= Exercise details =
The task calls for every line of the data to be retyped exactly.

= Data records =
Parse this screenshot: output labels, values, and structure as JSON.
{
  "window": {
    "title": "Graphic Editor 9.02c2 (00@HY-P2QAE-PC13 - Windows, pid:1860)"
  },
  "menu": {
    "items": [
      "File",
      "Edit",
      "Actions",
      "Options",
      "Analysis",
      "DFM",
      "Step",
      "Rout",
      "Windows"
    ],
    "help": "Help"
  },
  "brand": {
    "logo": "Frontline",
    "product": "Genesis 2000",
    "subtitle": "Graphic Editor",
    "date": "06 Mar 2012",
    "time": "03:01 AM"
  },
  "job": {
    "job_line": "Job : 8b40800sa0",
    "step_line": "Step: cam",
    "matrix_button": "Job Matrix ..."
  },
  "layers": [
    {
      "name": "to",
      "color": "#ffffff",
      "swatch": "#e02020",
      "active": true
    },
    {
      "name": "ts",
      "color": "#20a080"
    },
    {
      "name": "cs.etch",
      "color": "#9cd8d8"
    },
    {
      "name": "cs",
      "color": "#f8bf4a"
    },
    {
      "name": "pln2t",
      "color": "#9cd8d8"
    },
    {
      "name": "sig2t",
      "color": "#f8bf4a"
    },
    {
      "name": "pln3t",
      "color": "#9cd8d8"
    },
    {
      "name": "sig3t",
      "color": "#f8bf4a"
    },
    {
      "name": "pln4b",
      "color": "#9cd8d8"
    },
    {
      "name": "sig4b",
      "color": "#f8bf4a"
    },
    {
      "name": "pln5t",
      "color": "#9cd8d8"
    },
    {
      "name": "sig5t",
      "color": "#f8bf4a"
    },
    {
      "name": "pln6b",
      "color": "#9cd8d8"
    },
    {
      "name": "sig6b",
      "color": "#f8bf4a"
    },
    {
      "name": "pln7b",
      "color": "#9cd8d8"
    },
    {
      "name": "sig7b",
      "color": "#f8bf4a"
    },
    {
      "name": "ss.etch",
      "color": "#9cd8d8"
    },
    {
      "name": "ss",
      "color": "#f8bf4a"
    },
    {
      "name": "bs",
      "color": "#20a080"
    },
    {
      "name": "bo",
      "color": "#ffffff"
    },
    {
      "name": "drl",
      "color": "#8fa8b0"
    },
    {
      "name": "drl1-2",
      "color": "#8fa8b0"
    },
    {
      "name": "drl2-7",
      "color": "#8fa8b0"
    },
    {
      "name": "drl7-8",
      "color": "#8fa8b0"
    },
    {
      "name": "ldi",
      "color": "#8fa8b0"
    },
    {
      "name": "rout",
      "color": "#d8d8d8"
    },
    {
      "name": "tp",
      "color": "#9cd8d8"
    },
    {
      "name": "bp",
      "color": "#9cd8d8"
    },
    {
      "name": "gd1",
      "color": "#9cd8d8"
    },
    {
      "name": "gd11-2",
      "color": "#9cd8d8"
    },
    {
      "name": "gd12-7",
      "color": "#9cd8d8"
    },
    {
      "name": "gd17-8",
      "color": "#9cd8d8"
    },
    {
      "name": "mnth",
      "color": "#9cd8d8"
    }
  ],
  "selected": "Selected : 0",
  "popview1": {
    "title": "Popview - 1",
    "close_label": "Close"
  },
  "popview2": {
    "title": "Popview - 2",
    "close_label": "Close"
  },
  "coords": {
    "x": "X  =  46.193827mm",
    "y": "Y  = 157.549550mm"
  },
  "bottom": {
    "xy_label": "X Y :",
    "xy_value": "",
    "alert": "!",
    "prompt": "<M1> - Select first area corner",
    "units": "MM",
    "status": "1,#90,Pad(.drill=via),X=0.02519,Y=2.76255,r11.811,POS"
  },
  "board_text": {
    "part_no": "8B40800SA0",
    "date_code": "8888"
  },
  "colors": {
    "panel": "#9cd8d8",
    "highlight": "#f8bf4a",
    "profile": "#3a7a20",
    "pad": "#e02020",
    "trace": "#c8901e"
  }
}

= Answer to this task =
Parse this screenshot: output labels, values, and structure as JSON.
{
  "window": {
    "title": "Graphic Editor 9.02c2 (00@HY-P2QAE-PC13 - Windows, pid:1860)"
  },
  "menu": {
    "items": [
      "File",
      "Edit",
      "Actions",
      "Options",
      "Analysis",
      "DFM",
      "Step",
      "Rout",
      "Windows"
    ],
    "help": "Help"
  },
  "brand": {
    "logo": "Frontline",
    "product": "Genesis 2000",
    "subtitle": "Graphic Editor",
    "date": "06 Mar 2012",
    "time": "03:01 AM"
  },
  "job": {
    "job_line": "Job : 8b40800sa0",
    "step_line": "Step: cam",
    "matrix_button": "Job Matrix ..."
  },
  "layers": [
    {
      "name": "to",
      "color": "#ffffff",
      "swatch": "#e02020",
      "active": true
    },
    {
      "name": "ts",
      "color": "#20a080"
    },
    {
      "name": "cs.etch",
      "color": "#9cd8d8"
    },
    {
      "name": "cs",
      "color": "#f8bf4a"
    },
    {
      "name": "pln2t",
      "color": "#9cd8d8"
    },
    {
      "name": "sig2t",
      "color": "#f8bf4a"
    },
    {
      "name": "pln3t",
      "color": "#9cd8d8"
    },
    {
      "name": "sig3t",
      "color": "#f8bf4a"
    },
    {
      "name": "pln4b",
      "color": "#9cd8d8"
    },
    {
      "name": "sig4b",
      "color": "#f8bf4a"
    },
    {
      "name": "pln5t",
      "color": "#9cd8d8"
    },
    {
      "name": "sig5t",
      "color": "#f8bf4a"
    },
    {
      "name": "pln6b",
      "color": "#9cd8d8"
    },
    {
      "name": "sig6b",
      "color": "#f8bf4a"
    },
    {
      "name": "pln7b",
      "color": "#9cd8d8"
    },
    {
      "name": "sig7b",
      "color": "#f8bf4a"
    },
    {
      "name": "ss.etch",
      "color": "#9cd8d8"
    },
    {
      "name": "ss",
      "color": "#f8bf4a"
    },
    {
      "name": "bs",
      "color": "#20a080"
    },
    {
      "name": "bo",
      "color": "#ffffff"
    },
    {
      "name": "drl",
      "color": "#8fa8b0"
    },
    {
      "name": "drl1-2",
      "color": "#8fa8b0"
    },
    {
      "name": "drl2-7",
      "color": "#8fa8b0"
    },
    {
      "name": "drl7-8",
      "color": "#8fa8b0"
    },
    {
      "name": "ldi",
      "color": "#8fa8b0"
    },
    {
      "name": "rout",
      "color": "#d8d8d8"
    },
    {
      "name": "tp",
      "color": "#9cd8d8"
    },
    {
      "name": "bp",
      "color": "#9cd8d8"
    },
    {
      "name": "gd1",
      "color": "#9cd8d8"
    },
    {
      "name": "gd11-2",
      "color": "#9cd8d8"
    },
    {
      "name": "gd12-7",
      "color": "#9cd8d8"
    },
    {
      "name": "gd17-8",
      "color": "#9cd8d8"
    },
    {
      "name": "mnth",
      "color": "#9cd8d8"
    }
  ],
  "selected": "Selected : 0",
  "popview1": {
    "title": "Popview - 1",
    "close_label": "Close"
  },
  "popview2": {
    "title": "Popview - 2",
    "close_label": "Close"
  },
  "coords": {
    "x": "X  =  46.193827mm",
    "y": "Y  = 157.549550mm"
  },
  "bottom": {
    "xy_label": "X Y :",
    "xy_value": "",
    "alert": "!",
    "prompt": "<M1> - Select first area corner",
    "units": "MM",
    "status": "1,#90,Pad(.drill=via),X=0.02519,Y=2.76255,r11.811,POS"
  },
  "board_text": {
    "part_no": "8B40800SA0",
    "date_code": "8888"
  },
  "colors": {
    "panel": "#9cd8d8",
    "highlight": "#f8bf4a",
    "profile": "#3a7a20",
    "pad": "#e02020",
    "trace": "#c8901e"
  }
}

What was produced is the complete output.